Of the lines listed below, how many contain the string "frac"? Answer with the number alone.
***** Extracted entries
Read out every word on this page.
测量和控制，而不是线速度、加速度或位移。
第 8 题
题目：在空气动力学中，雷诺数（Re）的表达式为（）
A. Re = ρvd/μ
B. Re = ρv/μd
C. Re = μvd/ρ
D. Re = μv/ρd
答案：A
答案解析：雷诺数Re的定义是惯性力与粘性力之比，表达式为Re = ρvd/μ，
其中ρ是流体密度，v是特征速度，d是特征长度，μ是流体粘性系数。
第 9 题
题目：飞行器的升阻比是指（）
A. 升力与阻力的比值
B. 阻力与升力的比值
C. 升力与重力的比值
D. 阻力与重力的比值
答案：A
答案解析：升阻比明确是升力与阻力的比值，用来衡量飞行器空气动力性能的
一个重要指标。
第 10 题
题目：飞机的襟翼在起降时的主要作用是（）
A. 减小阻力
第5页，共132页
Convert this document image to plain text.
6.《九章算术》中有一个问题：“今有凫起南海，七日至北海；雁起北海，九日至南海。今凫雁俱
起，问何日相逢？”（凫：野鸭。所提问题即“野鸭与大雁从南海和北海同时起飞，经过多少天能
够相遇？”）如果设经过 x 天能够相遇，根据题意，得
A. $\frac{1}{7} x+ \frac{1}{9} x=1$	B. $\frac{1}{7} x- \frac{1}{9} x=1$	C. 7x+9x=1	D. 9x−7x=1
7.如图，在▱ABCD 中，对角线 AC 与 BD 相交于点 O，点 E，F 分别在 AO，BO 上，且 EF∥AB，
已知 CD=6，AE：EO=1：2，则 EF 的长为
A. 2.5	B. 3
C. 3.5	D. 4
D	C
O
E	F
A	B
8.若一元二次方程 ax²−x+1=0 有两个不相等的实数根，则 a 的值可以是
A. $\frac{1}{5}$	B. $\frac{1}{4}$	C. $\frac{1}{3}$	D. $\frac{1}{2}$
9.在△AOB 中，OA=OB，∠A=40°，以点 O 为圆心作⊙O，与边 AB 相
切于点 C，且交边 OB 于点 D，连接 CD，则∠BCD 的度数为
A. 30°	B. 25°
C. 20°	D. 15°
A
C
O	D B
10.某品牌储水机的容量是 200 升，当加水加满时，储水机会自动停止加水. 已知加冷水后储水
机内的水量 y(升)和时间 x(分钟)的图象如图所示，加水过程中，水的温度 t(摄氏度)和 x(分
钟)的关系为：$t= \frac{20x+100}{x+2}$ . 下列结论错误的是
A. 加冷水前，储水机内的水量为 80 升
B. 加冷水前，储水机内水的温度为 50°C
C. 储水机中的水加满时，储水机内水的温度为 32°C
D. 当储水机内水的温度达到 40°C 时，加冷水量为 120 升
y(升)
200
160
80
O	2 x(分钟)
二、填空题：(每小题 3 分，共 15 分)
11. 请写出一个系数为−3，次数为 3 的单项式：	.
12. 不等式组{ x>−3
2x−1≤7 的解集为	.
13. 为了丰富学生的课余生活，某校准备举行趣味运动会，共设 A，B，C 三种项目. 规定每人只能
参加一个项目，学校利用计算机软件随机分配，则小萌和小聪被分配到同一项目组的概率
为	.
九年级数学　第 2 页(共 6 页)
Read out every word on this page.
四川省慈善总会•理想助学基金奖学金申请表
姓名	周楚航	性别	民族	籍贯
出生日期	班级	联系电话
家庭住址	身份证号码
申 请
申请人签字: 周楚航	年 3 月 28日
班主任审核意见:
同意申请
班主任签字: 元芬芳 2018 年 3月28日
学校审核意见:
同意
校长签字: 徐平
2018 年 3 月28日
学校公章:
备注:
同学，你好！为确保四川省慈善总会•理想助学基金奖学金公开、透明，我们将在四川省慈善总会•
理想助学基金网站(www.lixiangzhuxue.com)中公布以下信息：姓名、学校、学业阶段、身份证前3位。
**********
=== Solution to the exercise ===
3